> _INFORMATION SHOWN_:
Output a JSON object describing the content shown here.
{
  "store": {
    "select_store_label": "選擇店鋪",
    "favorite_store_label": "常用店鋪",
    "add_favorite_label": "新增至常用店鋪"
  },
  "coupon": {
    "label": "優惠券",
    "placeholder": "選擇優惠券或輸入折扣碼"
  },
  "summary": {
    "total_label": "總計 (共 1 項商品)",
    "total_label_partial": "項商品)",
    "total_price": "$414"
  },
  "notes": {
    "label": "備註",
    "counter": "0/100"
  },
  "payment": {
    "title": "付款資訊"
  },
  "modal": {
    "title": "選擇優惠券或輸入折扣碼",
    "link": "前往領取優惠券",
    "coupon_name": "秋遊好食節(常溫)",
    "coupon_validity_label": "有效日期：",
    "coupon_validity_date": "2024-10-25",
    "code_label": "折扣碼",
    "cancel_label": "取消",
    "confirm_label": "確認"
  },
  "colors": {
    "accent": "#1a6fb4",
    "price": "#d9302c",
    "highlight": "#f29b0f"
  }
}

> _WHAT TO DO_: Set down the entries above again, word for word.

> _ANSWER FOR THIS EXERCISE_:
Output a JSON object describing the content shown here.
{
  "store": {
    "select_store_label": "選擇店鋪",
    "favorite_store_label": "常用店鋪",
    "add_favorite_label": "新增至常用店鋪"
  },
  "coupon": {
    "label": "優惠券",
    "placeholder": "選擇優惠券或輸入折扣碼"
  },
  "summary": {
    "total_label": "總計 (共 1 項商品)",
    "total_label_partial": "項商品)",
    "total_price": "$414"
  },
  "notes": {
    "label": "備註",
    "counter": "0/100"
  },
  "payment": {
    "title": "付款資訊"
  },
  "modal": {
    "title": "選擇優惠券或輸入折扣碼",
    "link": "前往領取優惠券",
    "coupon_name": "秋遊好食節(常溫)",
    "coupon_validity_label": "有效日期：",
    "coupon_validity_date": "2024-10-25",
    "code_label": "折扣碼",
    "cancel_label": "取消",
    "confirm_label": "確認"
  },
  "colors": {
    "accent": "#1a6fb4",
    "price": "#d9302c",
    "highlight": "#f29b0f"
  }
}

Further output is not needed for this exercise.